## PROBLEM TO SOLVE
Copy each line holding the string "panel".

## RECORDS FOR THE TASK
******
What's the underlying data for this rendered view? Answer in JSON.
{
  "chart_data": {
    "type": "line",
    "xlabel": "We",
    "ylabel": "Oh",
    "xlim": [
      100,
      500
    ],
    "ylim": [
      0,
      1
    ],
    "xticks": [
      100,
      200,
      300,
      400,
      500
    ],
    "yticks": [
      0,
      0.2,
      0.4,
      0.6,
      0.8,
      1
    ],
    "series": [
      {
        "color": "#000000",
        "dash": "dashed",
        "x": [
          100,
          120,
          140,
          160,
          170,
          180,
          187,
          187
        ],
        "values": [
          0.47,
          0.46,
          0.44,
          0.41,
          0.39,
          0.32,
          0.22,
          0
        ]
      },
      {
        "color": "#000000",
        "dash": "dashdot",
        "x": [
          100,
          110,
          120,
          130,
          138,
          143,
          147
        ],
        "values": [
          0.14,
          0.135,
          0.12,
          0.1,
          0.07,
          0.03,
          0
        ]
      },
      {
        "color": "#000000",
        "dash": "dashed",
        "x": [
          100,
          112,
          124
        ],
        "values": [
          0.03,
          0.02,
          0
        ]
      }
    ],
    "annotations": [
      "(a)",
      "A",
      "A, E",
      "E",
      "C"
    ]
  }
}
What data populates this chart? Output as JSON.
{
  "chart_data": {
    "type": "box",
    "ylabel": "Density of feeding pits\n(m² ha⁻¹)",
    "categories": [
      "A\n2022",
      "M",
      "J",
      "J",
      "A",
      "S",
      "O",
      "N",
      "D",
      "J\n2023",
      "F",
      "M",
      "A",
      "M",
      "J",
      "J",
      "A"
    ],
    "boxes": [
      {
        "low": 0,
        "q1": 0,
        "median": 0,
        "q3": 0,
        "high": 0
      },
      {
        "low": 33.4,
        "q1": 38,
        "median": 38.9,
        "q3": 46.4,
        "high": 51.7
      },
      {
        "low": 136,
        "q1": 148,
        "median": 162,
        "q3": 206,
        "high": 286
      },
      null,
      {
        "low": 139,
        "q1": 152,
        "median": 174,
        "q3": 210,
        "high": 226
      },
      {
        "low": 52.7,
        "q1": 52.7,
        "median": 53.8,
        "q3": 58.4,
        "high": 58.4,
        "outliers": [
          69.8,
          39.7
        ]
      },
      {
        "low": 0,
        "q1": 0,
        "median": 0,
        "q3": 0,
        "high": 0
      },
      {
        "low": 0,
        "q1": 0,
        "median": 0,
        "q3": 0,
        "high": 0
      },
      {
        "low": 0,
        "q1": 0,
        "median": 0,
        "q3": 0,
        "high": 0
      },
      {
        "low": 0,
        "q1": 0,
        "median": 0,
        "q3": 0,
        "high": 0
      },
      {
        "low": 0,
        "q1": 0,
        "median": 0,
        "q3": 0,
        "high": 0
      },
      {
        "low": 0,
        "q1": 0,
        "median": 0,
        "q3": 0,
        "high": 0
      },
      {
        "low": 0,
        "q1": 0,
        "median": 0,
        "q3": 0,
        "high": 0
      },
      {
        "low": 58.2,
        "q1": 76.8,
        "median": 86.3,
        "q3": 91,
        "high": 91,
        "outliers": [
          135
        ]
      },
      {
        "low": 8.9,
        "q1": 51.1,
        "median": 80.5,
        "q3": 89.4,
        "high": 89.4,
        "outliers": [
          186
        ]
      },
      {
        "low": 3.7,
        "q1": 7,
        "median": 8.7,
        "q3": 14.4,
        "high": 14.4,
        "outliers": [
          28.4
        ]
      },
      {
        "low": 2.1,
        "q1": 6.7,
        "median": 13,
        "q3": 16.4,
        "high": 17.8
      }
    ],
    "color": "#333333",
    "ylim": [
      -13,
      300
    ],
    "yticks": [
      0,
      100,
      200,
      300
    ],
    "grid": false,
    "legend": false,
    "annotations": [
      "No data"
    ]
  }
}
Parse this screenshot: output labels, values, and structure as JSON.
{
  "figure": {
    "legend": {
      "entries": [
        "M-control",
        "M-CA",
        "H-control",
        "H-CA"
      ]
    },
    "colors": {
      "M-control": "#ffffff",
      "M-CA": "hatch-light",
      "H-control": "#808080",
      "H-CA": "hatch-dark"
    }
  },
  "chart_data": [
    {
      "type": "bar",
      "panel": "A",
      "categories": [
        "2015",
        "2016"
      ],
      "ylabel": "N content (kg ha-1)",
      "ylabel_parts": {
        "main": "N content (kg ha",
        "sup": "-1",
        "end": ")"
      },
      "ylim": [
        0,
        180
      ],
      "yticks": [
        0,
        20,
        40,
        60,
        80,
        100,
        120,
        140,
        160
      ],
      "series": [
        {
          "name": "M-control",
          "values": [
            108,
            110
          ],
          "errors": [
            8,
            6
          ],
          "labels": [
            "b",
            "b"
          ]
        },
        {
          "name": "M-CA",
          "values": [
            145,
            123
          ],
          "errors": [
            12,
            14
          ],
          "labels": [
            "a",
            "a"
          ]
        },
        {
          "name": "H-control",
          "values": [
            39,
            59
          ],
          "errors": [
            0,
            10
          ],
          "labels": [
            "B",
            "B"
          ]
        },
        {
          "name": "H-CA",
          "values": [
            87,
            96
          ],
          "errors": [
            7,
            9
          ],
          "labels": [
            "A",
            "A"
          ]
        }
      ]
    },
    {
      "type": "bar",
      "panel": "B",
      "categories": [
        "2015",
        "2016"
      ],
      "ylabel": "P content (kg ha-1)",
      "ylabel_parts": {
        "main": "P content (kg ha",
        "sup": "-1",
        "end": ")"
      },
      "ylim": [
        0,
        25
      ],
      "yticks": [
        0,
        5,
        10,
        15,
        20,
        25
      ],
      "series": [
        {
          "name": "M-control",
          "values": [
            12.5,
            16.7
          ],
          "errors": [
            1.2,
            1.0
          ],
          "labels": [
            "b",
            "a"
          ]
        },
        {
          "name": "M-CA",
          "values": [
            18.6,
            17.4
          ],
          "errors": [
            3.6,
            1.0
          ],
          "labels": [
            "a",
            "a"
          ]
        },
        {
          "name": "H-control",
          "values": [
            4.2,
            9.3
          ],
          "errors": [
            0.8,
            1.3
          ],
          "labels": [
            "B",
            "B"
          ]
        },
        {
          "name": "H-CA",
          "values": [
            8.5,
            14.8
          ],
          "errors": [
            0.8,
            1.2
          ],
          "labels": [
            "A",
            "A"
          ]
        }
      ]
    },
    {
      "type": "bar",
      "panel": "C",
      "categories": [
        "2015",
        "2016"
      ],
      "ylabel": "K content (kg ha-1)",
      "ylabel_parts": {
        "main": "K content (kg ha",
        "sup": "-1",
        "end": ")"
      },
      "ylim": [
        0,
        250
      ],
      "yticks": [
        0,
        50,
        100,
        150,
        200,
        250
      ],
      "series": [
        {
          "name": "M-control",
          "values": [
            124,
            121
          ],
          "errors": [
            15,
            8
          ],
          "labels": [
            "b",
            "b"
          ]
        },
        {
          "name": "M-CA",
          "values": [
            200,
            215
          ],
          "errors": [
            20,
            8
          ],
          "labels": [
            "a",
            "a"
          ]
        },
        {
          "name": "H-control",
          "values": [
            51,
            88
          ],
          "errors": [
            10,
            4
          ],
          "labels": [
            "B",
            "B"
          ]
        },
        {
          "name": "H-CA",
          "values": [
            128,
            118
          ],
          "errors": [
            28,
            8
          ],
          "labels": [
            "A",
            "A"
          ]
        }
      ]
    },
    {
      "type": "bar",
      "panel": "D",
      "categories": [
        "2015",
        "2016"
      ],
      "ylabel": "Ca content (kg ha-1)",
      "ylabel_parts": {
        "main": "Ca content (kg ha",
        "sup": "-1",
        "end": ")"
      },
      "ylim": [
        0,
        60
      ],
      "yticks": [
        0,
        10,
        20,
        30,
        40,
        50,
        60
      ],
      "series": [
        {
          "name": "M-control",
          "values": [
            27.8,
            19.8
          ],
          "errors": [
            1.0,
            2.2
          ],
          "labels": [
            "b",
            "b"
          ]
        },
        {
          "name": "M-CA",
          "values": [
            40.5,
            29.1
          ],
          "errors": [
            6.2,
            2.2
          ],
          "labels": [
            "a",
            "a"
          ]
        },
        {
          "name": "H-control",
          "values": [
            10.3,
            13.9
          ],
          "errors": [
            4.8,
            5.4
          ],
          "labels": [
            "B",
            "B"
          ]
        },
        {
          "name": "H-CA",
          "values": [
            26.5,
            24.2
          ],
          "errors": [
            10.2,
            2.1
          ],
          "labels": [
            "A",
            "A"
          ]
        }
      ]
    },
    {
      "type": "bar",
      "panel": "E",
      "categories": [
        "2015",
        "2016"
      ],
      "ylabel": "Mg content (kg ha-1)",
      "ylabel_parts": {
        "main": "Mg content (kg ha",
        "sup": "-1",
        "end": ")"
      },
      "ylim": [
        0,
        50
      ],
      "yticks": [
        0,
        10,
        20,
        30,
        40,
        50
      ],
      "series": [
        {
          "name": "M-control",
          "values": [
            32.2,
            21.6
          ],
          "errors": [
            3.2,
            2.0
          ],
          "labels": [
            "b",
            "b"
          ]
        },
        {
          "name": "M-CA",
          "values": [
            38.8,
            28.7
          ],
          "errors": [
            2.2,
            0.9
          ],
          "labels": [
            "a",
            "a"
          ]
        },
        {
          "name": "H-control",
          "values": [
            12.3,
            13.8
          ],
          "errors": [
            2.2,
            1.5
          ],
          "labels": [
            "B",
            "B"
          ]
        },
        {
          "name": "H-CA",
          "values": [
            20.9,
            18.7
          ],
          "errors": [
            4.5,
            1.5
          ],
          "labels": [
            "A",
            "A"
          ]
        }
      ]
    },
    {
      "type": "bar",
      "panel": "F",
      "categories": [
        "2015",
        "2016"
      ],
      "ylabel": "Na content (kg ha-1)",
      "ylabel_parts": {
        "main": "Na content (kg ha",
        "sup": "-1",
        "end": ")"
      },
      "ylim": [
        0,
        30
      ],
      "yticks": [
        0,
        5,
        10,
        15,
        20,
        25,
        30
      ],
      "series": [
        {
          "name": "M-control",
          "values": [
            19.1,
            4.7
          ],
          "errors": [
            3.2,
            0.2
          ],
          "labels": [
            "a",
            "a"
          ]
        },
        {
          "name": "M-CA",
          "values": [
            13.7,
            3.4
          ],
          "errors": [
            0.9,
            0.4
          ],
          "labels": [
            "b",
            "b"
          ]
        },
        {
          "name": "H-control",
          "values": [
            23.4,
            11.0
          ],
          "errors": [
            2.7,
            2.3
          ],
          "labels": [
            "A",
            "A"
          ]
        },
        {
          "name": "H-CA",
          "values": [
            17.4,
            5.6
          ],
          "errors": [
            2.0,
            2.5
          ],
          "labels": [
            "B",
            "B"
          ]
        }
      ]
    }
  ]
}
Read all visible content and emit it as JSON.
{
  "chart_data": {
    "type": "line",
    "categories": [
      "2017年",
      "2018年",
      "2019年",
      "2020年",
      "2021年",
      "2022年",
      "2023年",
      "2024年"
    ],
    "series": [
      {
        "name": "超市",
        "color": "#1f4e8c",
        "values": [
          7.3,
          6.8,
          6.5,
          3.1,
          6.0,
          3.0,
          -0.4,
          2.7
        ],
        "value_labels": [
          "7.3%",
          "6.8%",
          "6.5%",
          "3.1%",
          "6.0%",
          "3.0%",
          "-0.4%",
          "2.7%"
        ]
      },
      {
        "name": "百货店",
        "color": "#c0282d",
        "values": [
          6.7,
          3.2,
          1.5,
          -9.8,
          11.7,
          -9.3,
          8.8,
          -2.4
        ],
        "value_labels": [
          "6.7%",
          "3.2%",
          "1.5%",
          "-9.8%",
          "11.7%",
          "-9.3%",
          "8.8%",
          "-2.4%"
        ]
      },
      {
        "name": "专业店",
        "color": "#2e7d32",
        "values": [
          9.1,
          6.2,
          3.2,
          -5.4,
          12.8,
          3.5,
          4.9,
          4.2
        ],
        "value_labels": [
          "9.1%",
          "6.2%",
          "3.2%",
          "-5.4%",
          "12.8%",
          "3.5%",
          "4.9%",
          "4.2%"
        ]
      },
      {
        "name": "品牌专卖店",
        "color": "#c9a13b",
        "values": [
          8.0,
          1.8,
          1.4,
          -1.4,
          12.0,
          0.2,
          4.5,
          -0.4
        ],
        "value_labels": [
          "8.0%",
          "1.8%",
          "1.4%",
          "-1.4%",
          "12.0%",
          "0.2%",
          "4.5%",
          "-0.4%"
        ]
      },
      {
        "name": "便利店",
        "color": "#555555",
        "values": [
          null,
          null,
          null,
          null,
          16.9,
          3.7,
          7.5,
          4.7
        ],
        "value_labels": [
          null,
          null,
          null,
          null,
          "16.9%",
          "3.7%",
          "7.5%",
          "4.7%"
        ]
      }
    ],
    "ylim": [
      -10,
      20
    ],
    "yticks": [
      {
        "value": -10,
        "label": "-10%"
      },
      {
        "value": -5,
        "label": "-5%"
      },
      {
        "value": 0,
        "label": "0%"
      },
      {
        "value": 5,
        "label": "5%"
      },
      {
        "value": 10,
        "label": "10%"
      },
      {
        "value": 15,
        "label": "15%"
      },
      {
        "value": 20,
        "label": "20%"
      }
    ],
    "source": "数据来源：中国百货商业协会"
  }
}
******
## FULL OUTPUT
      "panel": "A",
      "panel": "B",
      "panel": "C",
      "panel": "D",
      "panel": "E",
      "panel": "F",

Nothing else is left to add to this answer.